List all lines of the data that include the string "baja".

▸ Provided records:
^^^^^^^^

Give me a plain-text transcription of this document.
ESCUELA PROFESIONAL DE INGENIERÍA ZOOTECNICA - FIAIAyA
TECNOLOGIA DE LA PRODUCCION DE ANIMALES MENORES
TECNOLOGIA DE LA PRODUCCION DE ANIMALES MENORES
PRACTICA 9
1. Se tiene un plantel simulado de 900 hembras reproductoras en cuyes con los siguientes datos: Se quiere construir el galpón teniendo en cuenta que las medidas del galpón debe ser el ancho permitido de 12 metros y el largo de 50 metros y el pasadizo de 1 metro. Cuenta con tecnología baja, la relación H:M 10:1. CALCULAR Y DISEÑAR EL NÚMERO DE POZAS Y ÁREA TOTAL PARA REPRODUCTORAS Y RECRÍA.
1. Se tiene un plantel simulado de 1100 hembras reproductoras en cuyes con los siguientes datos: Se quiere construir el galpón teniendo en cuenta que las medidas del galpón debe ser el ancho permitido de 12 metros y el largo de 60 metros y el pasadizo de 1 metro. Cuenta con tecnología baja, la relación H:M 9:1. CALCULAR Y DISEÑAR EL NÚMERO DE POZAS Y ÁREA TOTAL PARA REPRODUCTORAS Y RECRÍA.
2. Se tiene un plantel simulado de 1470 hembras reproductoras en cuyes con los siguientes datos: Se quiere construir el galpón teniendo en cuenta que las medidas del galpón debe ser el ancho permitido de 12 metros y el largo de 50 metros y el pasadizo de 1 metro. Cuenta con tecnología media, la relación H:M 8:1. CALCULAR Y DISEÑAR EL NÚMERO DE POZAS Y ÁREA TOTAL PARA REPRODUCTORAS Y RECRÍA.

^^^^^^^^

▸ Reply to the exercise:
1. Se tiene un plantel simulado de 900 hembras reproductoras en cuyes con los siguientes datos: Se quiere construir el galpón teniendo en cuenta que las medidas del galpón debe ser el ancho permitido de 12 metros y el largo de 50 metros y el pasadizo de 1 metro. Cuenta con tecnología baja, la relación H:M 10:1. CALCULAR Y DISEÑAR EL NÚMERO DE POZAS Y ÁREA TOTAL PARA REPRODUCTORAS Y RECRÍA.
1. Se tiene un plantel simulado de 1100 hembras reproductoras en cuyes con los siguientes datos: Se quiere construir el galpón teniendo en cuenta que las medidas del galpón debe ser el ancho permitido de 12 metros y el largo de 60 metros y el pasadizo de 1 metro. Cuenta con tecnología baja, la relación H:M 9:1. CALCULAR Y DISEÑAR EL NÚMERO DE POZAS Y ÁREA TOTAL PARA REPRODUCTORAS Y RECRÍA.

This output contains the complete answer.